───── Input for this task

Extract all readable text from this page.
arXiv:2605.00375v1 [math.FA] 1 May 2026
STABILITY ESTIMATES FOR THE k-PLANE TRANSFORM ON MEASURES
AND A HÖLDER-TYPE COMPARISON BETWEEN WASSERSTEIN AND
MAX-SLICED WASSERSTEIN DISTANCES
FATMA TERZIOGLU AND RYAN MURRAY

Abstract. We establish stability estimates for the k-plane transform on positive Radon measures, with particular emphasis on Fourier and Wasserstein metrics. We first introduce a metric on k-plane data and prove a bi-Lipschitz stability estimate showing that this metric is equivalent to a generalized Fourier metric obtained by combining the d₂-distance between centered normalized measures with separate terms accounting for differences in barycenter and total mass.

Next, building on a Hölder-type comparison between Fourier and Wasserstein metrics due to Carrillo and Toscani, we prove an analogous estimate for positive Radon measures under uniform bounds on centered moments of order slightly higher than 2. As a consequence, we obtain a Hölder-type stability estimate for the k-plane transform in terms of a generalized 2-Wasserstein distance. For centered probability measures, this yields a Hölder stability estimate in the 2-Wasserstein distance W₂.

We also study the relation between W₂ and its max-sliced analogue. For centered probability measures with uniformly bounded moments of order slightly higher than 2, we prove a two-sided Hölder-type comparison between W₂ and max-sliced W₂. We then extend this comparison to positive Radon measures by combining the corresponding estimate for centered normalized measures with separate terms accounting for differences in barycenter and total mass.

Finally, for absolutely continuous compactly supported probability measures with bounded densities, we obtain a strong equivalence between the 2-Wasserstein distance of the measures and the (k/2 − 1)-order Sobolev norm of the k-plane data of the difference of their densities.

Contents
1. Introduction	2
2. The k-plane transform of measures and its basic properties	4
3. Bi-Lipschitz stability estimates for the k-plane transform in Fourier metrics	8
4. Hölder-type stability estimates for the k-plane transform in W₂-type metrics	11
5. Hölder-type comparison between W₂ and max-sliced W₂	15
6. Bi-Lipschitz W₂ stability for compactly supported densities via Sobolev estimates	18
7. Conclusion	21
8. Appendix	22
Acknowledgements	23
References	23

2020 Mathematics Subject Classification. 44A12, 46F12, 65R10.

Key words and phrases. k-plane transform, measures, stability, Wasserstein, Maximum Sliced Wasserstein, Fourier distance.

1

──────────

[Objective]: Copy in full each line that holds the word "densities".

[Response for this exercise]:
Finally, for absolutely continuous compactly supported probability measures with bounded densities, we obtain a strong equivalence between the 2-Wasserstein distance of the measures and the (k/2 − 1)-order Sobolev norm of the k-plane data of the difference of their densities.
6. Bi-Lipschitz W₂ stability for compactly supported densities via Sobolev estimates	18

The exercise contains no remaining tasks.